§ Records shown
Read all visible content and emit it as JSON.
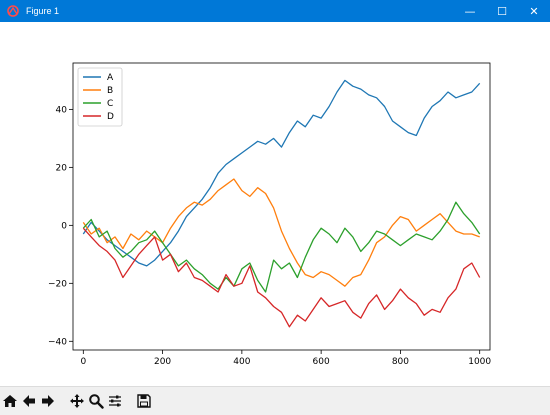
{
  "window": {
    "title": "Figure 1",
    "controls": {
      "minimize": "—",
      "maximize": "☐",
      "close": "✕"
    }
  },
  "toolbar": {
    "buttons": [
      {
        "name": "home-button",
        "icon": "home-icon"
      },
      {
        "name": "back-button",
        "icon": "arrow-left-icon"
      },
      {
        "name": "forward-button",
        "icon": "arrow-right-icon"
      },
      {
        "name": "pan-button",
        "icon": "move-icon"
      },
      {
        "name": "zoom-button",
        "icon": "magnifier-icon"
      },
      {
        "name": "configure-subplots-button",
        "icon": "sliders-icon"
      },
      {
        "name": "save-button",
        "icon": "floppy-disk-icon"
      }
    ]
  },
  "chart_data": {
    "type": "line",
    "title": "",
    "xlabel": "",
    "ylabel": "",
    "xlim": [
      -26,
      1026
    ],
    "ylim": [
      -43,
      56
    ],
    "xticks": [
      0,
      200,
      400,
      600,
      800,
      1000
    ],
    "yticks": [
      -40,
      -20,
      0,
      20,
      40
    ],
    "grid": false,
    "legend_position": "upper-left",
    "series": [
      {
        "name": "A",
        "color": "#1f77b4",
        "x": [
          0,
          20,
          40,
          60,
          80,
          100,
          120,
          140,
          160,
          180,
          200,
          220,
          240,
          260,
          280,
          300,
          320,
          340,
          360,
          380,
          400,
          420,
          440,
          460,
          480,
          500,
          520,
          540,
          560,
          580,
          600,
          620,
          640,
          660,
          680,
          700,
          720,
          740,
          760,
          780,
          800,
          820,
          840,
          860,
          880,
          900,
          920,
          940,
          960,
          980,
          1000
        ],
        "y": [
          -3,
          1,
          -2,
          -5,
          -7,
          -9,
          -11,
          -13,
          -14,
          -12,
          -9,
          -6,
          -2,
          3,
          6,
          9,
          13,
          18,
          21,
          23,
          25,
          27,
          29,
          28,
          30,
          27,
          32,
          36,
          34,
          38,
          37,
          41,
          46,
          50,
          48,
          47,
          45,
          44,
          41,
          36,
          34,
          32,
          31,
          37,
          41,
          43,
          46,
          44,
          45,
          46,
          49
        ]
      },
      {
        "name": "B",
        "color": "#ff7f0e",
        "x": [
          0,
          20,
          40,
          60,
          80,
          100,
          120,
          140,
          160,
          180,
          200,
          220,
          240,
          260,
          280,
          300,
          320,
          340,
          360,
          380,
          400,
          420,
          440,
          460,
          480,
          500,
          520,
          540,
          560,
          580,
          600,
          620,
          640,
          660,
          680,
          700,
          720,
          740,
          760,
          780,
          800,
          820,
          840,
          860,
          880,
          900,
          920,
          940,
          960,
          980,
          1000
        ],
        "y": [
          1,
          -3,
          -1,
          -6,
          -4,
          -8,
          -3,
          -5,
          -2,
          -4,
          -6,
          -1,
          3,
          6,
          8,
          7,
          9,
          12,
          14,
          16,
          12,
          10,
          13,
          11,
          6,
          -2,
          -8,
          -13,
          -17,
          -18,
          -16,
          -17,
          -19,
          -21,
          -18,
          -17,
          -12,
          -6,
          -4,
          0,
          3,
          2,
          -2,
          0,
          2,
          4,
          1,
          -2,
          -3,
          -3,
          -4
        ]
      },
      {
        "name": "C",
        "color": "#2ca02c",
        "x": [
          0,
          20,
          40,
          60,
          80,
          100,
          120,
          140,
          160,
          180,
          200,
          220,
          240,
          260,
          280,
          300,
          320,
          340,
          360,
          380,
          400,
          420,
          440,
          460,
          480,
          500,
          520,
          540,
          560,
          580,
          600,
          620,
          640,
          660,
          680,
          700,
          720,
          740,
          760,
          780,
          800,
          820,
          840,
          860,
          880,
          900,
          920,
          940,
          960,
          980,
          1000
        ],
        "y": [
          -1,
          2,
          -4,
          -2,
          -8,
          -11,
          -9,
          -6,
          -5,
          -2,
          -6,
          -10,
          -14,
          -12,
          -15,
          -17,
          -20,
          -22,
          -18,
          -21,
          -15,
          -13,
          -19,
          -23,
          -12,
          -15,
          -13,
          -18,
          -11,
          -5,
          -1,
          -3,
          -6,
          -1,
          -4,
          -9,
          -6,
          -2,
          -3,
          -5,
          -7,
          -5,
          -3,
          -4,
          -5,
          -2,
          2,
          8,
          4,
          1,
          -3
        ]
      },
      {
        "name": "D",
        "color": "#d62728",
        "x": [
          0,
          20,
          40,
          60,
          80,
          100,
          120,
          140,
          160,
          180,
          200,
          220,
          240,
          260,
          280,
          300,
          320,
          340,
          360,
          380,
          400,
          420,
          440,
          460,
          480,
          500,
          520,
          540,
          560,
          580,
          600,
          620,
          640,
          660,
          680,
          700,
          720,
          740,
          760,
          780,
          800,
          820,
          840,
          860,
          880,
          900,
          920,
          940,
          960,
          980,
          1000
        ],
        "y": [
          -1,
          -4,
          -7,
          -9,
          -12,
          -18,
          -14,
          -10,
          -7,
          -4,
          -12,
          -10,
          -16,
          -13,
          -18,
          -19,
          -21,
          -23,
          -17,
          -21,
          -20,
          -14,
          -23,
          -25,
          -28,
          -30,
          -35,
          -31,
          -33,
          -29,
          -25,
          -28,
          -27,
          -26,
          -30,
          -32,
          -27,
          -24,
          -29,
          -26,
          -22,
          -25,
          -27,
          -31,
          -29,
          -30,
          -25,
          -22,
          -15,
          -13,
          -18
        ]
      }
    ]
  }
}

§ Exercise description
Looking at the entries above, state how many lines contain "icon"; give the number alone.

§ Worked solution
7